▸ **PROBLEM DETAILS**: Locate each line of the material that contains "this", then return it.

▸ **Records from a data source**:
◇ ◇ ◇ ◇ ◇
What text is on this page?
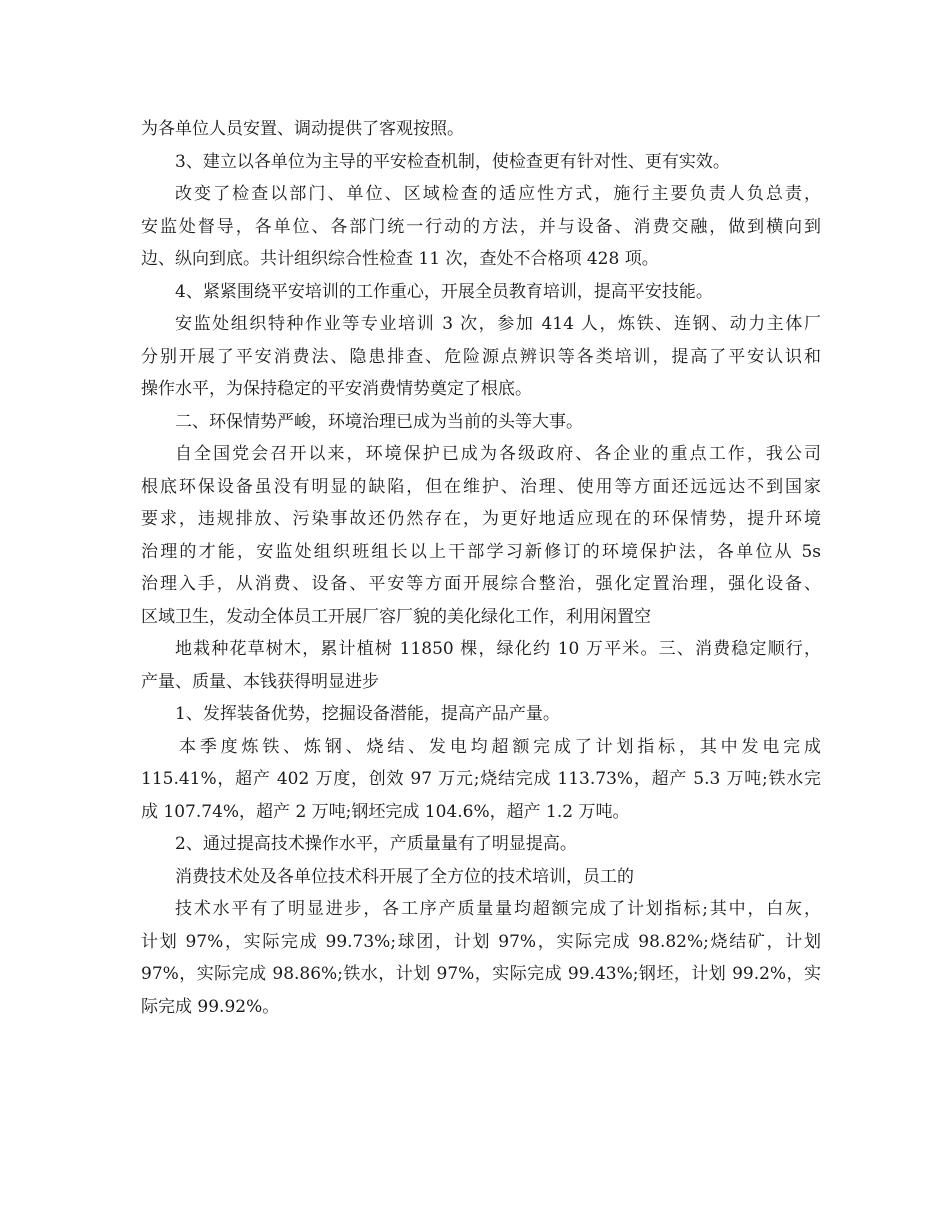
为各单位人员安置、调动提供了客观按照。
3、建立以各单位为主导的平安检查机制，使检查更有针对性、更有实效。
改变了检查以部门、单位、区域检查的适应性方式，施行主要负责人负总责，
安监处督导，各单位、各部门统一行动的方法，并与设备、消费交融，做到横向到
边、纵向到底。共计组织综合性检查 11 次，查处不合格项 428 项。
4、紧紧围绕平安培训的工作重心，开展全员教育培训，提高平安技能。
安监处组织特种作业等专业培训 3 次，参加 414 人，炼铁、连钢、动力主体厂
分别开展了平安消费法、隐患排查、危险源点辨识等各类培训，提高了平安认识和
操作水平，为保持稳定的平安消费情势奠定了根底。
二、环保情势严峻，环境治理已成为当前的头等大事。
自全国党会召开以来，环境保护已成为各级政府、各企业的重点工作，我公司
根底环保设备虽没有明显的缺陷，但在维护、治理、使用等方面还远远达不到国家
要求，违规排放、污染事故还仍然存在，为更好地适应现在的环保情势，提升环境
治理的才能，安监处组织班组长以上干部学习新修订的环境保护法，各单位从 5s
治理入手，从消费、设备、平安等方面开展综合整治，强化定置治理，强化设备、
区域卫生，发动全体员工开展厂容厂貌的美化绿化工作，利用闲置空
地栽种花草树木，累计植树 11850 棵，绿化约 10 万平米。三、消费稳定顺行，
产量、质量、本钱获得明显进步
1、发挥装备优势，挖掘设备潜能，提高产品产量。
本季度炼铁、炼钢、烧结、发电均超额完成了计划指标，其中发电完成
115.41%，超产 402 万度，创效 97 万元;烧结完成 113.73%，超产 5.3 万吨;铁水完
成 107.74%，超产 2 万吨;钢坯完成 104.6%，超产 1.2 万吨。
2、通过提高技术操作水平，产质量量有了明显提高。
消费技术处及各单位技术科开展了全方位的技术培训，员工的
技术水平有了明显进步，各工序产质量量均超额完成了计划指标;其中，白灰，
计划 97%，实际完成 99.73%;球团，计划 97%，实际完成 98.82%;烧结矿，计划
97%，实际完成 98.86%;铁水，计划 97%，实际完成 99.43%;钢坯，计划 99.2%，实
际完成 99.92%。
◇ ◇ ◇ ◇ ◇
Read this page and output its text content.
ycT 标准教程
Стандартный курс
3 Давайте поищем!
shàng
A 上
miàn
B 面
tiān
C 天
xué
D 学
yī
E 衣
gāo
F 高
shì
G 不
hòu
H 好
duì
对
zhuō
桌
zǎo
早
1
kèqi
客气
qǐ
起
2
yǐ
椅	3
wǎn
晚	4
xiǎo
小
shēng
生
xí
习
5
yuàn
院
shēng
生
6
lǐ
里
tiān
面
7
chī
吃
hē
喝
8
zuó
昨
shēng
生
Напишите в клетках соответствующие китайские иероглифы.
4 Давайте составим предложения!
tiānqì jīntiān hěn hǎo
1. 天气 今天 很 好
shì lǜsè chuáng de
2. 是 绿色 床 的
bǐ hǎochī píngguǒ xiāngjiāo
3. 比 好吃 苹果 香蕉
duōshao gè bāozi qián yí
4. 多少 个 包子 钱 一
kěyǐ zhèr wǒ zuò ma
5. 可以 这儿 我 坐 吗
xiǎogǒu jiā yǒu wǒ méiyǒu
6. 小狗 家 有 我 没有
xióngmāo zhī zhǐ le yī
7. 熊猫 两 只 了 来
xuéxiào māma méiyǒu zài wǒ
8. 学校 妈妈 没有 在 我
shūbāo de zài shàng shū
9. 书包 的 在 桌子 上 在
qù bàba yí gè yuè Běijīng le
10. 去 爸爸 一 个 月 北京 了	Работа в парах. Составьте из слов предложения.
◇ ◇ ◇ ◇ ◇
▸ **SOLUTION BELOW**:
What text is on this page?
Read this page and output its text content.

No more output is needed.